PROBLEM REQUIREMENTS: Copy out every line that contains the word "this".
begin DATA FOR PROCESSING
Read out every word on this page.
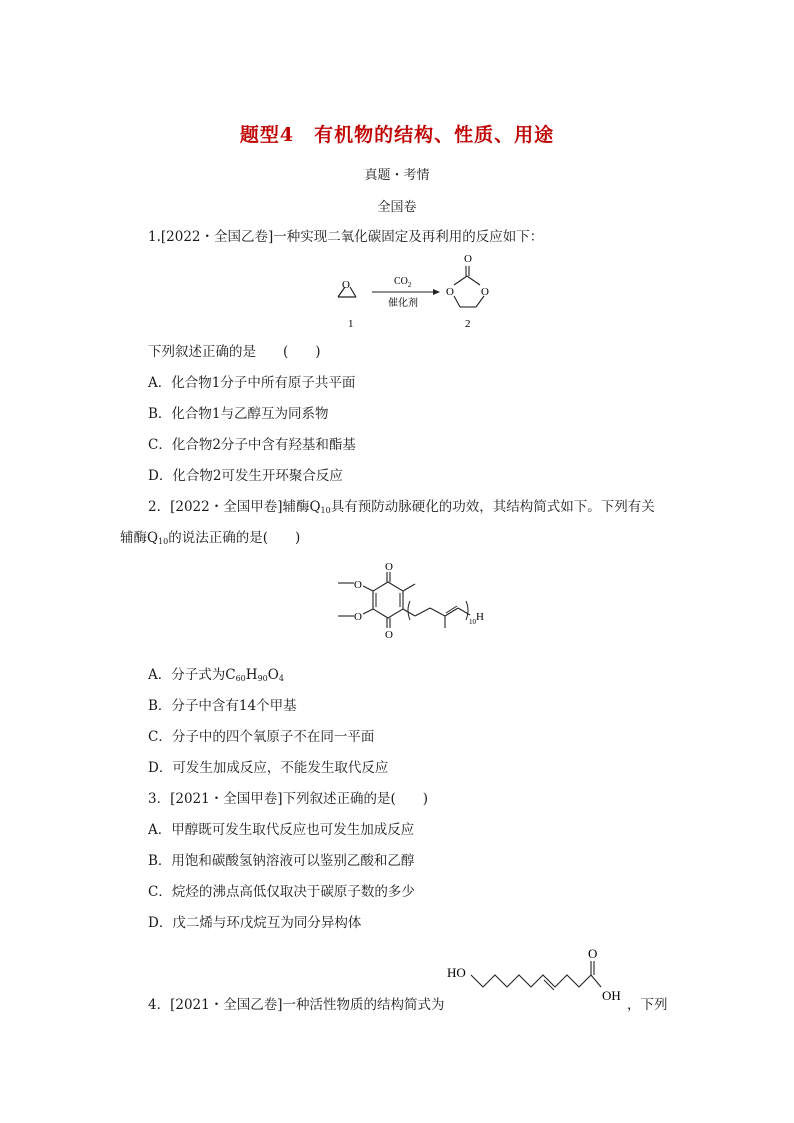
题型4　有机物的结构、性质、用途
真题・考情
全国卷
1.[2022・全国乙卷]一种实现二氧化碳固定及再利用的反应如下：
O	$CO_2$
催化剂
O
O O
1	2
下列叙述正确的是　　(　　)
A．化合物1分子中所有原子共平面
B．化合物1与乙醇互为同系物
C．化合物2分子中含有羟基和酯基
D．化合物2可发生开环聚合反应
2．[2022・全国甲卷]辅酶$Q_{10}$具有预防动脉硬化的功效，其结构简式如下。下列有关
辅酶$Q_{10}$的说法正确的是(　　)
O
O
O
O	10 H
A．分子式为$C_{60}H_{90}O_4$
B．分子中含有14个甲基
C．分子中的四个氧原子不在同一平面
D．可发生加成反应，不能发生取代反应
3．[2021・全国甲卷]下列叙述正确的是(　　)
A．甲醇既可发生取代反应也可发生加成反应
B．用饱和碳酸氢钠溶液可以鉴别乙酸和乙醇
C．烷烃的沸点高低仅取决于碳原子数的多少
D．戊二烯与环戊烷互为同分异构体
4．[2021・全国乙卷]一种活性物质的结构简式为
HO
O
OH
，下列
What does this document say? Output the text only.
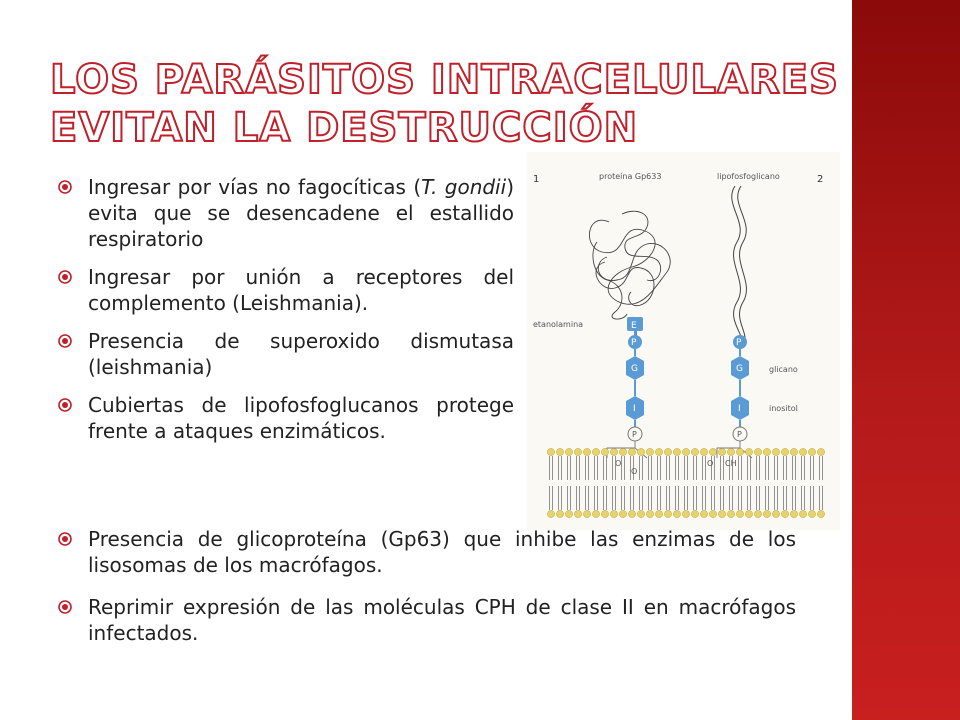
LOS PARÁSITOS INTRACELULARES EVITAN LA DESTRUCCIÓN
Ingresar por vías no fagocíticas (T. gondii) evita que se desencadene el estallido respiratorio
Ingresar por unión a receptores del complemento (Leishmania).
Presencia de superoxido dismutasa (leishmania)
Cubiertas de lipofosfoglucanos protege frente a ataques enzimáticos.
1	proteína Gp633	lipofosfoglicano	2
E
etanolamina
P
G
I
P
P
G	glicano
I	inositol
P
O
O
O CH
Presencia de glicoproteína (Gp63) que inhibe las enzimas de los lisosomas de los macrófagos.
Reprimir expresión de las moléculas CPH de clase II en macrófagos infectados.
end DATA FOR PROCESSING
RESULT:
Read out every word on this page.
What does this document say? Output the text only.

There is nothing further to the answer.